Collection entries:
━━━━

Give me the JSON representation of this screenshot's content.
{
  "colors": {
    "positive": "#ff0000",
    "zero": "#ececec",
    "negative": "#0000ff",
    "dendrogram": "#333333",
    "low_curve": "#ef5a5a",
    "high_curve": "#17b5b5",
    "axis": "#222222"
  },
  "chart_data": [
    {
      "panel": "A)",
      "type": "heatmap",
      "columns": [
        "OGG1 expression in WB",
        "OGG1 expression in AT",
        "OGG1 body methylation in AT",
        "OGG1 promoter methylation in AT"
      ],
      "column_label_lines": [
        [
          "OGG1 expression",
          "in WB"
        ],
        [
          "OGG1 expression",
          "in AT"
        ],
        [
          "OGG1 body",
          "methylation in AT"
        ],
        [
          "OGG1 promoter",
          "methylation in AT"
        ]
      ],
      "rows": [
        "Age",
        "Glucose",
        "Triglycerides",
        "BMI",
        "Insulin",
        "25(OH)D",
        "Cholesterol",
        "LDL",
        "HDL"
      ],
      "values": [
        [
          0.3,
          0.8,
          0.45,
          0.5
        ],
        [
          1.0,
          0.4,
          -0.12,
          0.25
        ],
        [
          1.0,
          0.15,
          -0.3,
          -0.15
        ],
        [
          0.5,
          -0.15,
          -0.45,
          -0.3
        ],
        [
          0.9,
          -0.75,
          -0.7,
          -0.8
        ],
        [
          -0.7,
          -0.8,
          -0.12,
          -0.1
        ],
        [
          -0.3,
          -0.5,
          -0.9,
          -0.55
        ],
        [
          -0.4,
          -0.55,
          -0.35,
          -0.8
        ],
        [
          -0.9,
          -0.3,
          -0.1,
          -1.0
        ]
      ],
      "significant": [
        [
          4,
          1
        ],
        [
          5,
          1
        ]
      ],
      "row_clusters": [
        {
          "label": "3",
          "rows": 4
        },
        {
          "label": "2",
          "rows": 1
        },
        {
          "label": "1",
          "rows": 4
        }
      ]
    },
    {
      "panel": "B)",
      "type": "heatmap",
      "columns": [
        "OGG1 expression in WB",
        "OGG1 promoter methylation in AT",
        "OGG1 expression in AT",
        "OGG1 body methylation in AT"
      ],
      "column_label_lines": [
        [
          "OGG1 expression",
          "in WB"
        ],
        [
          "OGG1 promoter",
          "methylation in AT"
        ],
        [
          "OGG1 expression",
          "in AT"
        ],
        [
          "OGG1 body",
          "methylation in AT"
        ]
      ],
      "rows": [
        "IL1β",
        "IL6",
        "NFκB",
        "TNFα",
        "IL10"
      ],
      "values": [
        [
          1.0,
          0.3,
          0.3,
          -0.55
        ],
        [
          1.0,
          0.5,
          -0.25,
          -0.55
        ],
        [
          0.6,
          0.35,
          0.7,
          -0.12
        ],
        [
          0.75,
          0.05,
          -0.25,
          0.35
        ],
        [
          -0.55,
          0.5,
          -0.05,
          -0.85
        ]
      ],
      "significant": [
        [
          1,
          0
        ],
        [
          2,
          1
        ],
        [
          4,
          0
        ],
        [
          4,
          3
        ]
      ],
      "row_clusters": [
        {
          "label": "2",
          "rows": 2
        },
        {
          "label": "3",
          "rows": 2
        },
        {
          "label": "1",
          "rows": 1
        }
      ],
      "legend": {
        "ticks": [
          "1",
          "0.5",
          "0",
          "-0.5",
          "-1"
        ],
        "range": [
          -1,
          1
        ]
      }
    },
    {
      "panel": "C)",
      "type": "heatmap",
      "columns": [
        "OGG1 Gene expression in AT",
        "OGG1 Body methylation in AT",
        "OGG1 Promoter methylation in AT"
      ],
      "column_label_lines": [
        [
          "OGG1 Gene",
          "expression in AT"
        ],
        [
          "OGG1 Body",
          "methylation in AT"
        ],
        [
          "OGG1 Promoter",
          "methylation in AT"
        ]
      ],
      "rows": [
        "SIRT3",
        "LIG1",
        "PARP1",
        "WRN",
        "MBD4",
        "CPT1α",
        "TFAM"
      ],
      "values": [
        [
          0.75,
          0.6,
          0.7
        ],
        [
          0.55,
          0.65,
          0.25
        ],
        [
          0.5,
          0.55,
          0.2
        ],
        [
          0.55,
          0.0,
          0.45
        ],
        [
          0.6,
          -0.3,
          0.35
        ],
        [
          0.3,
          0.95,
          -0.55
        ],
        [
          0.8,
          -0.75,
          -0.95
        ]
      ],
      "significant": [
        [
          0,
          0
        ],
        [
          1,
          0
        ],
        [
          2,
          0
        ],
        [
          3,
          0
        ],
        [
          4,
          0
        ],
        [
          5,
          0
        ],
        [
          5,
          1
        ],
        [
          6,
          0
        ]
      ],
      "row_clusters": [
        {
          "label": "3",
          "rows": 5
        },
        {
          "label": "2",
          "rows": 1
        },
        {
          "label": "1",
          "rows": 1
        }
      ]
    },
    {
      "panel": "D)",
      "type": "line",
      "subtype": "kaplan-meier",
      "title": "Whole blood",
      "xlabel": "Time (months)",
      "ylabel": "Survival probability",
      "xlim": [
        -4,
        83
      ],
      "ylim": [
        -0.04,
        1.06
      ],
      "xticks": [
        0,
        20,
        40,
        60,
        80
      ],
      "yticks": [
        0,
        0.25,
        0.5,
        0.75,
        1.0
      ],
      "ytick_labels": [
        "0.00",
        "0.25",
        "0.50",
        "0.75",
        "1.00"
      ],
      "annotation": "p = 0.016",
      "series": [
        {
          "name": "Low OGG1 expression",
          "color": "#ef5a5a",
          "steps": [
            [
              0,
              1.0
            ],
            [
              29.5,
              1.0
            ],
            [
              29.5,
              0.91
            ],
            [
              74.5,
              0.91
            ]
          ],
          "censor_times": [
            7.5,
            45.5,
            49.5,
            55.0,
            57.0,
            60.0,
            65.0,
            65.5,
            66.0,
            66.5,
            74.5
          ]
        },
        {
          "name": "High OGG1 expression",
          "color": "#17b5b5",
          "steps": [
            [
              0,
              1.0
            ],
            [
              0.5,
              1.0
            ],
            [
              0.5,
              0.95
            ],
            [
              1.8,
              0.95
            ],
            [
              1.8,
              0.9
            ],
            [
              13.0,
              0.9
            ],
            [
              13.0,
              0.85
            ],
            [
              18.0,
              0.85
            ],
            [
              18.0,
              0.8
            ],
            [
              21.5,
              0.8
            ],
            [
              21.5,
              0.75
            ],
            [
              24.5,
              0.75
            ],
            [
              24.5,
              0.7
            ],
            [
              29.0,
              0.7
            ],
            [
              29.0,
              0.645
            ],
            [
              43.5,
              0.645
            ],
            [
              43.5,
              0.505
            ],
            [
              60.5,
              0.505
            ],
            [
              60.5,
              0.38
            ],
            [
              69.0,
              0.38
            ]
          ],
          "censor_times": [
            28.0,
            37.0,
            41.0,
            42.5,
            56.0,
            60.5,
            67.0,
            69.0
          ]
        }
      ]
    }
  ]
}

━━━━

TASK REQUIREMENTS >>
Return each line of the data above verbatim.

ANSWER SPACE >>
Give me the JSON representation of this screenshot's content.
{
  "colors": {
    "positive": "#ff0000",
    "zero": "#ececec",
    "negative": "#0000ff",
    "dendrogram": "#333333",
    "low_curve": "#ef5a5a",
    "high_curve": "#17b5b5",
    "axis": "#222222"
  },
  "chart_data": [
    {
      "panel": "A)",
      "type": "heatmap",
      "columns": [
        "OGG1 expression in WB",
        "OGG1 expression in AT",
        "OGG1 body methylation in AT",
        "OGG1 promoter methylation in AT"
      ],
      "column_label_lines": [
        [
          "OGG1 expression",
          "in WB"
        ],
        [
          "OGG1 expression",
          "in AT"
        ],
        [
          "OGG1 body",
          "methylation in AT"
        ],
        [
          "OGG1 promoter",
          "methylation in AT"
        ]
      ],
      "rows": [
        "Age",
        "Glucose",
        "Triglycerides",
        "BMI",
        "Insulin",
        "25(OH)D",
        "Cholesterol",
        "LDL",
        "HDL"
      ],
      "values": [
        [
          0.3,
          0.8,
          0.45,
          0.5
        ],
        [
          1.0,
          0.4,
          -0.12,
          0.25
        ],
        [
          1.0,
          0.15,
          -0.3,
          -0.15
        ],
        [
          0.5,
          -0.15,
          -0.45,
          -0.3
        ],
        [
          0.9,
          -0.75,
          -0.7,
          -0.8
        ],
        [
          -0.7,
          -0.8,
          -0.12,
          -0.1
        ],
        [
          -0.3,
          -0.5,
          -0.9,
          -0.55
        ],
        [
          -0.4,
          -0.55,
          -0.35,
          -0.8
        ],
        [
          -0.9,
          -0.3,
          -0.1,
          -1.0
        ]
      ],
      "significant": [
        [
          4,
          1
        ],
        [
          5,
          1
        ]
      ],
      "row_clusters": [
        {
          "label": "3",
          "rows": 4
        },
        {
          "label": "2",
          "rows": 1
        },
        {
          "label": "1",
          "rows": 4
        }
      ]
    },
    {
      "panel": "B)",
      "type": "heatmap",
      "columns": [
        "OGG1 expression in WB",
        "OGG1 promoter methylation in AT",
        "OGG1 expression in AT",
        "OGG1 body methylation in AT"
      ],
      "column_label_lines": [
        [
          "OGG1 expression",
          "in WB"
        ],
        [
          "OGG1 promoter",
          "methylation in AT"
        ],
        [
          "OGG1 expression",
          "in AT"
        ],
        [
          "OGG1 body",
          "methylation in AT"
        ]
      ],
      "rows": [
        "IL1β",
        "IL6",
        "NFκB",
        "TNFα",
        "IL10"
      ],
      "values": [
        [
          1.0,
          0.3,
          0.3,
          -0.55
        ],
        [
          1.0,
          0.5,
          -0.25,
          -0.55
        ],
        [
          0.6,
          0.35,
          0.7,
          -0.12
        ],
        [
          0.75,
          0.05,
          -0.25,
          0.35
        ],
        [
          -0.55,
          0.5,
          -0.05,
          -0.85
        ]
      ],
      "significant": [
        [
          1,
          0
        ],
        [
          2,
          1
        ],
        [
          4,
          0
        ],
        [
          4,
          3
        ]
      ],
      "row_clusters": [
        {
          "label": "2",
          "rows": 2
        },
        {
          "label": "3",
          "rows": 2
        },
        {
          "label": "1",
          "rows": 1
        }
      ],
      "legend": {
        "ticks": [
          "1",
          "0.5",
          "0",
          "-0.5",
          "-1"
        ],
        "range": [
          -1,
          1
        ]
      }
    },
    {
      "panel": "C)",
      "type": "heatmap",
      "columns": [
        "OGG1 Gene expression in AT",
        "OGG1 Body methylation in AT",
        "OGG1 Promoter methylation in AT"
      ],
      "column_label_lines": [
        [
          "OGG1 Gene",
          "expression in AT"
        ],
        [
          "OGG1 Body",
          "methylation in AT"
        ],
        [
          "OGG1 Promoter",
          "methylation in AT"
        ]
      ],
      "rows": [
        "SIRT3",
        "LIG1",
        "PARP1",
        "WRN",
        "MBD4",
        "CPT1α",
        "TFAM"
      ],
      "values": [
        [
          0.75,
          0.6,
          0.7
        ],
        [
          0.55,
          0.65,
          0.25
        ],
        [
          0.5,
          0.55,
          0.2
        ],
        [
          0.55,
          0.0,
          0.45
        ],
        [
          0.6,
          -0.3,
          0.35
        ],
        [
          0.3,
          0.95,
          -0.55
        ],
        [
          0.8,
          -0.75,
          -0.95
        ]
      ],
      "significant": [
        [
          0,
          0
        ],
        [
          1,
          0
        ],
        [
          2,
          0
        ],
        [
          3,
          0
        ],
        [
          4,
          0
        ],
        [
          5,
          0
        ],
        [
          5,
          1
        ],
        [
          6,
          0
        ]
      ],
      "row_clusters": [
        {
          "label": "3",
          "rows": 5
        },
        {
          "label": "2",
          "rows": 1
        },
        {
          "label": "1",
          "rows": 1
        }
      ]
    },
    {
      "panel": "D)",
      "type": "line",
      "subtype": "kaplan-meier",
      "title": "Whole blood",
      "xlabel": "Time (months)",
      "ylabel": "Survival probability",
      "xlim": [
        -4,
        83
      ],
      "ylim": [
        -0.04,
        1.06
      ],
      "xticks": [
        0,
        20,
        40,
        60,
        80
      ],
      "yticks": [
        0,
        0.25,
        0.5,
        0.75,
        1.0
      ],
      "ytick_labels": [
        "0.00",
        "0.25",
        "0.50",
        "0.75",
        "1.00"
      ],
      "annotation": "p = 0.016",
      "series": [
        {
          "name": "Low OGG1 expression",
          "color": "#ef5a5a",
          "steps": [
            [
              0,
              1.0
            ],
            [
              29.5,
              1.0
            ],
            [
              29.5,
              0.91
            ],
            [
              74.5,
              0.91
            ]
          ],
          "censor_times": [
            7.5,
            45.5,
            49.5,
            55.0,
            57.0,
            60.0,
            65.0,
            65.5,
            66.0,
            66.5,
            74.5
          ]
        },
        {
          "name": "High OGG1 expression",
          "color": "#17b5b5",
          "steps": [
            [
              0,
              1.0
            ],
            [
              0.5,
              1.0
            ],
            [
              0.5,
              0.95
            ],
            [
              1.8,
              0.95
            ],
            [
              1.8,
              0.9
            ],
            [
              13.0,
              0.9
            ],
            [
              13.0,
              0.85
            ],
            [
              18.0,
              0.85
            ],
            [
              18.0,
              0.8
            ],
            [
              21.5,
              0.8
            ],
            [
              21.5,
              0.75
            ],
            [
              24.5,
              0.75
            ],
            [
              24.5,
              0.7
            ],
            [
              29.0,
              0.7
            ],
            [
              29.0,
              0.645
            ],
            [
              43.5,
              0.645
            ],
            [
              43.5,
              0.505
            ],
            [
              60.5,
              0.505
            ],
            [
              60.5,
              0.38
            ],
            [
              69.0,
              0.38
            ]
          ],
          "censor_times": [
            28.0,
            37.0,
            41.0,
            42.5,
            56.0,
            60.5,
            67.0,
            69.0
          ]
        }
      ]
    }
  ]
}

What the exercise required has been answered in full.